- Opening Delimiter -
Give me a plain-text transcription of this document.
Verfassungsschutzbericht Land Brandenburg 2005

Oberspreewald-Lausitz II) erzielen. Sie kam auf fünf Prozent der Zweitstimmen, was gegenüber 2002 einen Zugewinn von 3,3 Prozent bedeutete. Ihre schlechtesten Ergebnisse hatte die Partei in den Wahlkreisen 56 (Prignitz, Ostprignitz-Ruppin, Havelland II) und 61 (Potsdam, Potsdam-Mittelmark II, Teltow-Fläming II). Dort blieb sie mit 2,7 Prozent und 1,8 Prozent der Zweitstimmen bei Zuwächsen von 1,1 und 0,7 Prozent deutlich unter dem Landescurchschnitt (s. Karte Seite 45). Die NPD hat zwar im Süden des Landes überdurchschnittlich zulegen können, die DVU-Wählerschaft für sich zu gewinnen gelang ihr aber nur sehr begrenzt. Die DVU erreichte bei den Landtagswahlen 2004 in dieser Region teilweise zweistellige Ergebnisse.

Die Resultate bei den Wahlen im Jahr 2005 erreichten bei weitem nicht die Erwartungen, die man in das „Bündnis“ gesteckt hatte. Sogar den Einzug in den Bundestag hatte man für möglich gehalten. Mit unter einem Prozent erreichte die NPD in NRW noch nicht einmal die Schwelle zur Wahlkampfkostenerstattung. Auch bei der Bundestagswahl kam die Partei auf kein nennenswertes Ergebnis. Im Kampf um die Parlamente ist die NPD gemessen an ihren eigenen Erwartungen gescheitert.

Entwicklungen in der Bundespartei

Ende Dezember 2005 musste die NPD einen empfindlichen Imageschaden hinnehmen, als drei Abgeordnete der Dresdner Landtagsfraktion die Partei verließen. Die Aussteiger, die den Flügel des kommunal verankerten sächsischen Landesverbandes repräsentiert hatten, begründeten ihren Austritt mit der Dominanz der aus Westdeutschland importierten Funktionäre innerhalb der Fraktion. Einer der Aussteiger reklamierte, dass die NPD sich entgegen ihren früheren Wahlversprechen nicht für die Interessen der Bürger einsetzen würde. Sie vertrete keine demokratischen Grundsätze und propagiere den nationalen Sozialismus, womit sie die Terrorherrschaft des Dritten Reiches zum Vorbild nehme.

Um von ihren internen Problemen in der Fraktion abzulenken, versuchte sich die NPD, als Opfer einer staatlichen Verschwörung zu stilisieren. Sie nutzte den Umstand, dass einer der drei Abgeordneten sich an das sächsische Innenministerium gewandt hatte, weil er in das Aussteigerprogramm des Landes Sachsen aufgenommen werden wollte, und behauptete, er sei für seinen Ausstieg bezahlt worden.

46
- Closing Delimiter -
## REQUIREMENT
Write the records out again. Keep every line exactly as it is.

## WRITTEN ANSWER
Give me a plain-text transcription of this document.
Verfassungsschutzbericht Land Brandenburg 2005

Oberspreewald-Lausitz II) erzielen. Sie kam auf fünf Prozent der Zweitstimmen, was gegenüber 2002 einen Zugewinn von 3,3 Prozent bedeutete. Ihre schlechtesten Ergebnisse hatte die Partei in den Wahlkreisen 56 (Prignitz, Ostprignitz-Ruppin, Havelland II) und 61 (Potsdam, Potsdam-Mittelmark II, Teltow-Fläming II). Dort blieb sie mit 2,7 Prozent und 1,8 Prozent der Zweitstimmen bei Zuwächsen von 1,1 und 0,7 Prozent deutlich unter dem Landescurchschnitt (s. Karte Seite 45). Die NPD hat zwar im Süden des Landes überdurchschnittlich zulegen können, die DVU-Wählerschaft für sich zu gewinnen gelang ihr aber nur sehr begrenzt. Die DVU erreichte bei den Landtagswahlen 2004 in dieser Region teilweise zweistellige Ergebnisse.

Die Resultate bei den Wahlen im Jahr 2005 erreichten bei weitem nicht die Erwartungen, die man in das „Bündnis“ gesteckt hatte. Sogar den Einzug in den Bundestag hatte man für möglich gehalten. Mit unter einem Prozent erreichte die NPD in NRW noch nicht einmal die Schwelle zur Wahlkampfkostenerstattung. Auch bei der Bundestagswahl kam die Partei auf kein nennenswertes Ergebnis. Im Kampf um die Parlamente ist die NPD gemessen an ihren eigenen Erwartungen gescheitert.

Entwicklungen in der Bundespartei

Ende Dezember 2005 musste die NPD einen empfindlichen Imageschaden hinnehmen, als drei Abgeordnete der Dresdner Landtagsfraktion die Partei verließen. Die Aussteiger, die den Flügel des kommunal verankerten sächsischen Landesverbandes repräsentiert hatten, begründeten ihren Austritt mit der Dominanz der aus Westdeutschland importierten Funktionäre innerhalb der Fraktion. Einer der Aussteiger reklamierte, dass die NPD sich entgegen ihren früheren Wahlversprechen nicht für die Interessen der Bürger einsetzen würde. Sie vertrete keine demokratischen Grundsätze und propagiere den nationalen Sozialismus, womit sie die Terrorherrschaft des Dritten Reiches zum Vorbild nehme.

Um von ihren internen Problemen in der Fraktion abzulenken, versuchte sich die NPD, als Opfer einer staatlichen Verschwörung zu stilisieren. Sie nutzte den Umstand, dass einer der drei Abgeordneten sich an das sächsische Innenministerium gewandt hatte, weil er in das Aussteigerprogramm des Landes Sachsen aufgenommen werden wollte, und behauptete, er sei für seinen Ausstieg bezahlt worden.

46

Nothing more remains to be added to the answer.